Data excerpts
+--
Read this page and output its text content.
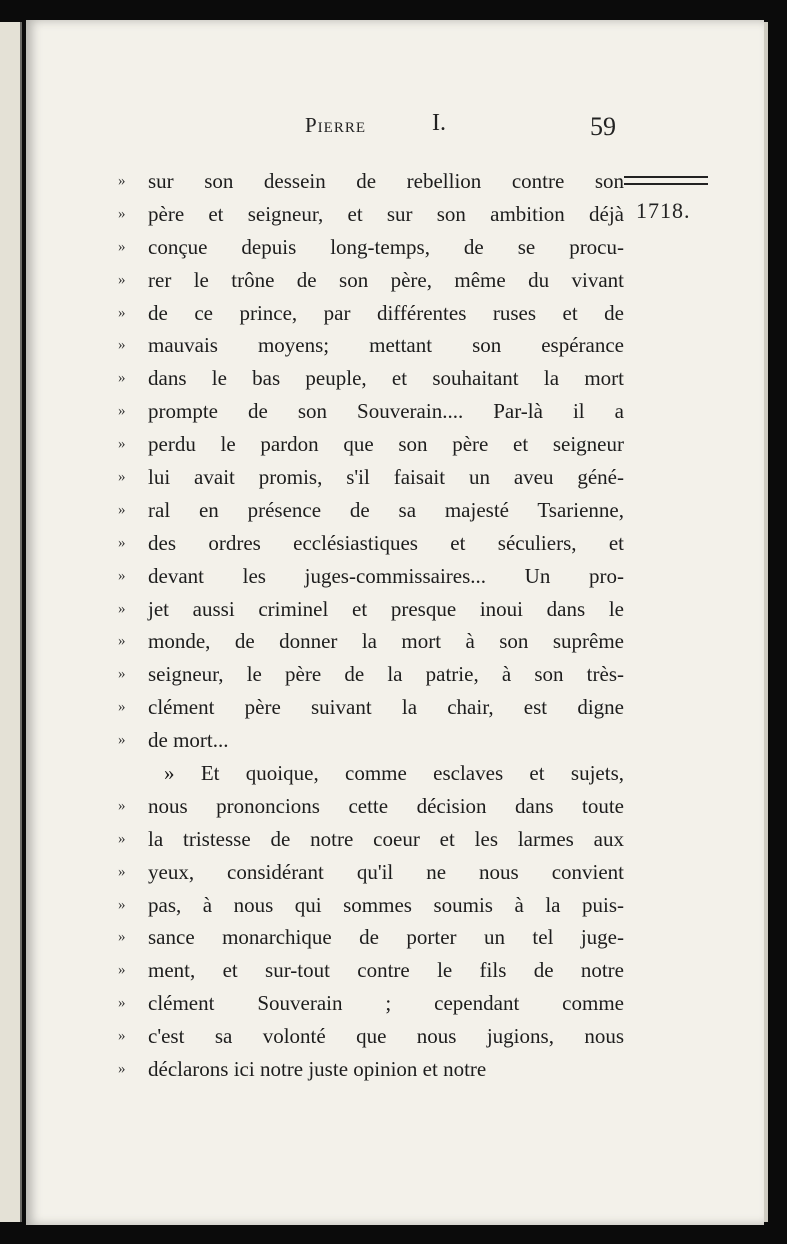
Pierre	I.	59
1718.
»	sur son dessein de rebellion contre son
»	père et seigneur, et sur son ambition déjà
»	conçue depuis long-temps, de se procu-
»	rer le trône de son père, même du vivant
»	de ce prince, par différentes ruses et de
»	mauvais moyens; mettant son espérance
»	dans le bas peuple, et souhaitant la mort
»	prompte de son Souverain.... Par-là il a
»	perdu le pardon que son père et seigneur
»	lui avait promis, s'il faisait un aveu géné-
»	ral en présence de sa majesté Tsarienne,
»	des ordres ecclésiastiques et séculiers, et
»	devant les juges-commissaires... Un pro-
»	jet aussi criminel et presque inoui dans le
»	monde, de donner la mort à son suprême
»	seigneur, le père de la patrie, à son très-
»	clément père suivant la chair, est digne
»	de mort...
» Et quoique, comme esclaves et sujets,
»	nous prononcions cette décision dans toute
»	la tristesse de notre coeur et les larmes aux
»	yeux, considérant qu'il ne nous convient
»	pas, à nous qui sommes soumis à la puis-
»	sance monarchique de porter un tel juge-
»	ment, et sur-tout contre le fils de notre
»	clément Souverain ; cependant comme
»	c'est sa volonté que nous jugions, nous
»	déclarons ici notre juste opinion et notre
+--
## Set problem
Reproduce each line word for word and drop the pictures.

## The solution
Read this page and output its text content.
Pierre	I.	59
1718.
»	sur son dessein de rebellion contre son
»	père et seigneur, et sur son ambition déjà
»	conçue depuis long-temps, de se procu-
»	rer le trône de son père, même du vivant
»	de ce prince, par différentes ruses et de
»	mauvais moyens; mettant son espérance
»	dans le bas peuple, et souhaitant la mort
»	prompte de son Souverain.... Par-là il a
»	perdu le pardon que son père et seigneur
»	lui avait promis, s'il faisait un aveu géné-
»	ral en présence de sa majesté Tsarienne,
»	des ordres ecclésiastiques et séculiers, et
»	devant les juges-commissaires... Un pro-
»	jet aussi criminel et presque inoui dans le
»	monde, de donner la mort à son suprême
»	seigneur, le père de la patrie, à son très-
»	clément père suivant la chair, est digne
»	de mort...
» Et quoique, comme esclaves et sujets,
»	nous prononcions cette décision dans toute
»	la tristesse de notre coeur et les larmes aux
»	yeux, considérant qu'il ne nous convient
»	pas, à nous qui sommes soumis à la puis-
»	sance monarchique de porter un tel juge-
»	ment, et sur-tout contre le fils de notre
»	clément Souverain ; cependant comme
»	c'est sa volonté que nous jugions, nous
»	déclarons ici notre juste opinion et notre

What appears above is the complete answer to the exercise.